● What to do: Repeat the material verbatim. Images are excluded from the copy.

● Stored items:
***

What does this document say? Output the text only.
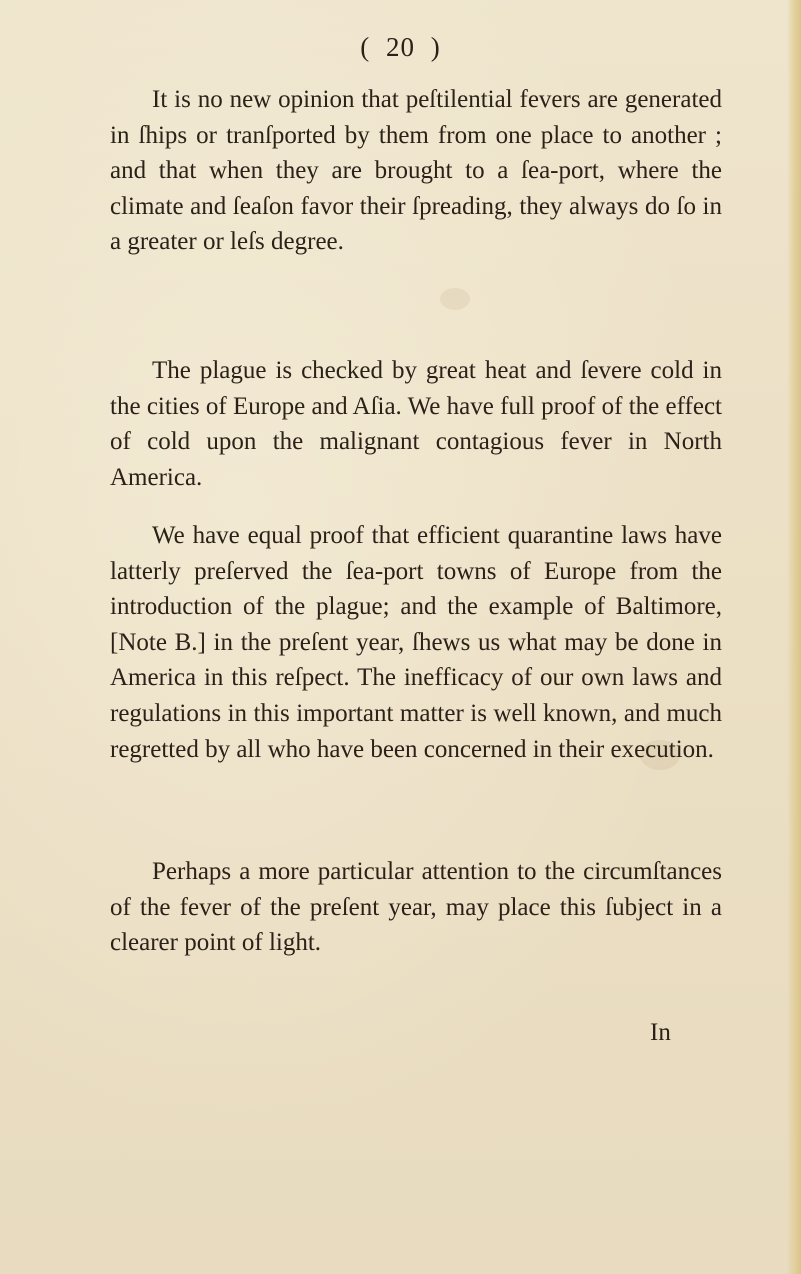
( 20 )

It is no new opinion that peſtilential fevers are generated in ſhips or tranſported by them from one place to another ; and that when they are brought to a ſea-port, where the climate and ſeaſon favor their ſpreading, they always do ſo in a greater or leſs degree.

The plague is checked by great heat and ſevere cold in the cities of Europe and Aſia. We have full proof of the effect of cold upon the malignant contagious fever in North America.

We have equal proof that efficient quarantine laws have latterly preſerved the ſea-port towns of Europe from the introduction of the plague; and the example of Baltimore, [Note B.] in the preſent year, ſhews us what may be done in America in this reſpect. The inefficacy of our own laws and regulations in this important matter is well known, and much regretted by all who have been concerned in their execution.

Perhaps a more particular attention to the circumſtances of the fever of the preſent year, may place this ſubject in a clearer point of light.

In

***

● Result below:
What does this document say? Output the text only.
( 20 )

It is no new opinion that peſtilential fevers are generated in ſhips or tranſported by them from one place to another ; and that when they are brought to a ſea-port, where the climate and ſeaſon favor their ſpreading, they always do ſo in a greater or leſs degree.

The plague is checked by great heat and ſevere cold in the cities of Europe and Aſia. We have full proof of the effect of cold upon the malignant contagious fever in North America.

We have equal proof that efficient quarantine laws have latterly preſerved the ſea-port towns of Europe from the introduction of the plague; and the example of Baltimore, [Note B.] in the preſent year, ſhews us what may be done in America in this reſpect. The inefficacy of our own laws and regulations in this important matter is well known, and much regretted by all who have been concerned in their execution.

Perhaps a more particular attention to the circumſtances of the fever of the preſent year, may place this ſubject in a clearer point of light.

In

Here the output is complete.